-- Start of DATASET RECORDS --
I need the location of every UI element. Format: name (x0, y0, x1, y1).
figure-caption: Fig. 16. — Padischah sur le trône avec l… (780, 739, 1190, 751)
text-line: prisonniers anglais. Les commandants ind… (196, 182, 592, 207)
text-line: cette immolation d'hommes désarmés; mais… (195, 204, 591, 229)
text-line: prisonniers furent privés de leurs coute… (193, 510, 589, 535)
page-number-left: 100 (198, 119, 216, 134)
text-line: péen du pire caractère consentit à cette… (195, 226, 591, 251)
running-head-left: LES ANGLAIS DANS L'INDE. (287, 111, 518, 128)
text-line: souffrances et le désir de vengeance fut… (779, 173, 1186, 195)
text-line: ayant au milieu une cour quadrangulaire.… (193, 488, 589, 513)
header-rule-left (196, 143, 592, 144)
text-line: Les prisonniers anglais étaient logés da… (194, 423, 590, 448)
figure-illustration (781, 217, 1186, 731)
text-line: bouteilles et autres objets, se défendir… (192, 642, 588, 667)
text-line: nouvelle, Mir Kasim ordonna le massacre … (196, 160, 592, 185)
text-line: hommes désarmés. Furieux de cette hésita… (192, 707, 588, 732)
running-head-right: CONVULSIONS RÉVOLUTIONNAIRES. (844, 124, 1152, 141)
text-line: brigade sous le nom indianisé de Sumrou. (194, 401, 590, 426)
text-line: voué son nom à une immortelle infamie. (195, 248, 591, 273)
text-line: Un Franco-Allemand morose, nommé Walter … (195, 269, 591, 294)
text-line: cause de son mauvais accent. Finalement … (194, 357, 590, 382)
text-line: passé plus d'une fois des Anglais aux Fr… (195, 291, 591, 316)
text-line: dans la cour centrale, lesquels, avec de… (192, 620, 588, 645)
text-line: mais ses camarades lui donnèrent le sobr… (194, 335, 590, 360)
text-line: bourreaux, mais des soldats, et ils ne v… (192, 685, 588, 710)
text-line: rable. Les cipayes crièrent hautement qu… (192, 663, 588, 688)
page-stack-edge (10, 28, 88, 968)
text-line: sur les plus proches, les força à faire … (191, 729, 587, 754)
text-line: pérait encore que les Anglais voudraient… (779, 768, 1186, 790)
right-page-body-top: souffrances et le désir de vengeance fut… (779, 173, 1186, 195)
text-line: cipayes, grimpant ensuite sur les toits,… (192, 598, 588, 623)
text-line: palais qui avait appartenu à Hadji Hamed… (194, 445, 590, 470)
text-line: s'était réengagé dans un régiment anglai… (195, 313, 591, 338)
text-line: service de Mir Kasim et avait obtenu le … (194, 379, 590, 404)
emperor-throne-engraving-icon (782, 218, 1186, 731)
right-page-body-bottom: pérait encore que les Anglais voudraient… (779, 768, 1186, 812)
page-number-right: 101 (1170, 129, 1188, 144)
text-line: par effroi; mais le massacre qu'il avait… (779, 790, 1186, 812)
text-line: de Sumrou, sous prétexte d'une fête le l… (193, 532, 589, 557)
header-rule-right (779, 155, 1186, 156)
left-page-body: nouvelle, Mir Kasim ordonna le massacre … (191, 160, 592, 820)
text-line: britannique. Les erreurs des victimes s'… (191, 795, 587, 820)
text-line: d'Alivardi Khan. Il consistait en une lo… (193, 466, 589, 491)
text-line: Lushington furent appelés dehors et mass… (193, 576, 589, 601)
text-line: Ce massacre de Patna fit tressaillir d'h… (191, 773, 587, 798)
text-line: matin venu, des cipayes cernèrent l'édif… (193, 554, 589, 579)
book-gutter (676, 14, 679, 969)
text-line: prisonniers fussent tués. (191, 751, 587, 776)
-- End of DATASET RECORDS --
GIVEN TASK ▸ Rewrite the data from its first line up to and including the line with "figure-illustration (781, 217, 1186, 731)", changing "prisonniers" to "captifs" and leaving everything else as it is.

OUTPUT OF THE TASK ▸
I need the location of every UI element. Format: name (x0, y0, x1, y1).
figure-caption: Fig. 16. — Padischah sur le trône avec l… (780, 739, 1190, 751)
text-line: captifs anglais. Les commandants ind… (196, 182, 592, 207)
text-line: cette immolation d'hommes désarmés; mais… (195, 204, 591, 229)
text-line: captifs furent privés de leurs coute… (193, 510, 589, 535)
page-number-left: 100 (198, 119, 216, 134)
text-line: péen du pire caractère consentit à cette… (195, 226, 591, 251)
running-head-left: LES ANGLAIS DANS L'INDE. (287, 111, 518, 128)
text-line: souffrances et le désir de vengeance fut… (779, 173, 1186, 195)
text-line: ayant au milieu une cour quadrangulaire.… (193, 488, 589, 513)
header-rule-left (196, 143, 592, 144)
text-line: Les captifs anglais étaient logés da… (194, 423, 590, 448)
figure-illustration (781, 217, 1186, 731)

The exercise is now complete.